**** Information provided

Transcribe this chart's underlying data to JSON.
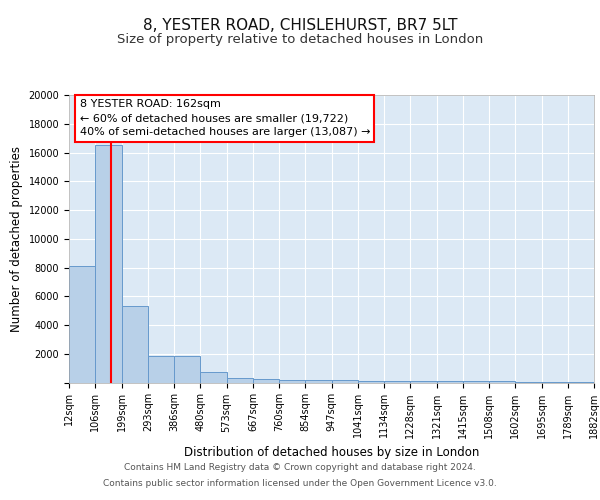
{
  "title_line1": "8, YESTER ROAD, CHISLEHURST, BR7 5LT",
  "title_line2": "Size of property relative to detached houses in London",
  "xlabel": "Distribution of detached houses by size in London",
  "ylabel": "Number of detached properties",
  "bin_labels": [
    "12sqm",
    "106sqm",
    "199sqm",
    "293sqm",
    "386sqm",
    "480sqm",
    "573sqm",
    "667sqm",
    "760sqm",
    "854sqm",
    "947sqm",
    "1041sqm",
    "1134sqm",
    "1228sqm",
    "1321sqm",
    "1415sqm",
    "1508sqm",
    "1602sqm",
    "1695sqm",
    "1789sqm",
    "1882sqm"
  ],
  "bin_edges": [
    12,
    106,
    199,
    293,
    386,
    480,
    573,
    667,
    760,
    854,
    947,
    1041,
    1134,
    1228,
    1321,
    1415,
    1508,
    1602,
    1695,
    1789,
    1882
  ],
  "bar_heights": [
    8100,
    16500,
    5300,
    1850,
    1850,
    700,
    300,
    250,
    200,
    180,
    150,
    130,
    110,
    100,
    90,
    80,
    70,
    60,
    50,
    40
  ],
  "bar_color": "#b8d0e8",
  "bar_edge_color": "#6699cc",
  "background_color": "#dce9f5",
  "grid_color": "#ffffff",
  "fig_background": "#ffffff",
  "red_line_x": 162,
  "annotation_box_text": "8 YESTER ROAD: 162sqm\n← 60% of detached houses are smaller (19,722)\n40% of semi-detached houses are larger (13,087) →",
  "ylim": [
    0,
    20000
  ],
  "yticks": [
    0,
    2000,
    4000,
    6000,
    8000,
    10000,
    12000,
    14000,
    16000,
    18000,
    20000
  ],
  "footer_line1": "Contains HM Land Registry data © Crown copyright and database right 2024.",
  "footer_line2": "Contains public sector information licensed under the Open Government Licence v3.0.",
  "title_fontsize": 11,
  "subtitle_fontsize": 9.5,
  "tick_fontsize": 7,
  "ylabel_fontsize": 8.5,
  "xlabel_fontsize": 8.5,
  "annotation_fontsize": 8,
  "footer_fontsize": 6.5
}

********

▶ **Requirement**: Repeat the listing verbatim. Skip the pictures.

▶ **Task answer**:
Transcribe this chart's underlying data to JSON.
{
  "title_line1": "8, YESTER ROAD, CHISLEHURST, BR7 5LT",
  "title_line2": "Size of property relative to detached houses in London",
  "xlabel": "Distribution of detached houses by size in London",
  "ylabel": "Number of detached properties",
  "bin_labels": [
    "12sqm",
    "106sqm",
    "199sqm",
    "293sqm",
    "386sqm",
    "480sqm",
    "573sqm",
    "667sqm",
    "760sqm",
    "854sqm",
    "947sqm",
    "1041sqm",
    "1134sqm",
    "1228sqm",
    "1321sqm",
    "1415sqm",
    "1508sqm",
    "1602sqm",
    "1695sqm",
    "1789sqm",
    "1882sqm"
  ],
  "bin_edges": [
    12,
    106,
    199,
    293,
    386,
    480,
    573,
    667,
    760,
    854,
    947,
    1041,
    1134,
    1228,
    1321,
    1415,
    1508,
    1602,
    1695,
    1789,
    1882
  ],
  "bar_heights": [
    8100,
    16500,
    5300,
    1850,
    1850,
    700,
    300,
    250,
    200,
    180,
    150,
    130,
    110,
    100,
    90,
    80,
    70,
    60,
    50,
    40
  ],
  "bar_color": "#b8d0e8",
  "bar_edge_color": "#6699cc",
  "background_color": "#dce9f5",
  "grid_color": "#ffffff",
  "fig_background": "#ffffff",
  "red_line_x": 162,
  "annotation_box_text": "8 YESTER ROAD: 162sqm\n← 60% of detached houses are smaller (19,722)\n40% of semi-detached houses are larger (13,087) →",
  "ylim": [
    0,
    20000
  ],
  "yticks": [
    0,
    2000,
    4000,
    6000,
    8000,
    10000,
    12000,
    14000,
    16000,
    18000,
    20000
  ],
  "footer_line1": "Contains HM Land Registry data © Crown copyright and database right 2024.",
  "footer_line2": "Contains public sector information licensed under the Open Government Licence v3.0.",
  "title_fontsize": 11,
  "subtitle_fontsize": 9.5,
  "tick_fontsize": 7,
  "ylabel_fontsize": 8.5,
  "xlabel_fontsize": 8.5,
  "annotation_fontsize": 8,
  "footer_fontsize": 6.5
}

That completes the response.